WHAT YOU ARE ASKED TO DO:
Resume the article below on Montenegro's change of government, continuing from its last sentence.

DOCUMENT SECTION:
A different Montenegro

NDCF - ST Balkans Dec 2020
The new Montenegrin Government, led by Zdravko Krivokapic, won a confidence vote in Parliament on Friday, 4th of December, opening a new political era in the tiny Balkan country. For the first time since 1991, it will not be ruled by the Democratic Party of Socialists (DPS) led by Milo Djukanovic who emerged as a faithful ally of Slobodan Milosevic in 1991 and has been the master of Montenegro’s politics for the last thirty years. He has served as both Prime Minister and President, the post he holds currently, and has shifted gradually to a pro-West stance that culminated with Montenegro’s accession to NATO in 2017.
At parliamentary elections on 30 August, the DPS secured only 30 of the 81 seats of Montenegro’s parliament. The winner was a coalition formed by three electoral alliances: For the Future of Montenegro, Peace is Our Nation and Black on White. The first one is led by the pro-Serbia Democratic Front (DF), the others are pro-EU and civic-oriented groups. Together, they have 41 seats in the Parliament – a very slight majority.

[Data items]
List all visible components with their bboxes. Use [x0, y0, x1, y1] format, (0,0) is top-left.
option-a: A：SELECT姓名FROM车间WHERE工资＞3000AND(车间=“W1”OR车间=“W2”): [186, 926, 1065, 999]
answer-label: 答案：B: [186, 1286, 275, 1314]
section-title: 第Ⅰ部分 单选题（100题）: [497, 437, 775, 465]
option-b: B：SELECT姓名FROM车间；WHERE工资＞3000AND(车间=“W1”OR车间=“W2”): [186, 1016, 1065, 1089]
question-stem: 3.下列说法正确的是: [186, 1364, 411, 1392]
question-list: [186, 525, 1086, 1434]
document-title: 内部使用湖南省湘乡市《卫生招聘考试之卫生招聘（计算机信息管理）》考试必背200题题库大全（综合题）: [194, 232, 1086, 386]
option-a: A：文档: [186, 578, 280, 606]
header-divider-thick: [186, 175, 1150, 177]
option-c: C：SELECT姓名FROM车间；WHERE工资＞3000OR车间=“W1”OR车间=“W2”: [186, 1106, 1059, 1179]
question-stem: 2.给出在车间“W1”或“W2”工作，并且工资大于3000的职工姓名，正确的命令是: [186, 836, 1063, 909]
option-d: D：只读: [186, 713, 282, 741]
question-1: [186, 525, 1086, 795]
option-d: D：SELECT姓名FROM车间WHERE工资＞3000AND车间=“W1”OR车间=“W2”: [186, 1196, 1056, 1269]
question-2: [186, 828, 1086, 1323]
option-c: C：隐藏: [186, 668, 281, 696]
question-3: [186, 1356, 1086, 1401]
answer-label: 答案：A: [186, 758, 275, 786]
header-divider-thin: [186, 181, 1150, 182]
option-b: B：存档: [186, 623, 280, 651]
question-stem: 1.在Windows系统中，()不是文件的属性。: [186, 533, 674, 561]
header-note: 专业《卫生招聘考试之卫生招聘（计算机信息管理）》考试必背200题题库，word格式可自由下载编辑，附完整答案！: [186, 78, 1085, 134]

SOLVED PROBLEM:
Krivokapic, 62, is a mechanical engineering university professor without any political experience, as are his ministers. Milojko Spajic, the Minister of Finance, has made an international career as an investment banker while Tamara Srzentic, the Minister of Public Administration, has worked as an expert in reforms to modernize the public administration in California, where she studied and graduated.
Appointing technocrats in the cabinet is a move to appease voters. The country is extremely polarized, with the DPS accusing the DF of being openly pro-Serbia, planning to detach Montenegro from the West. Appointing the DF leaders Andrija Mandic or Milan Knezevic as ministers would only have exacerbated tensions.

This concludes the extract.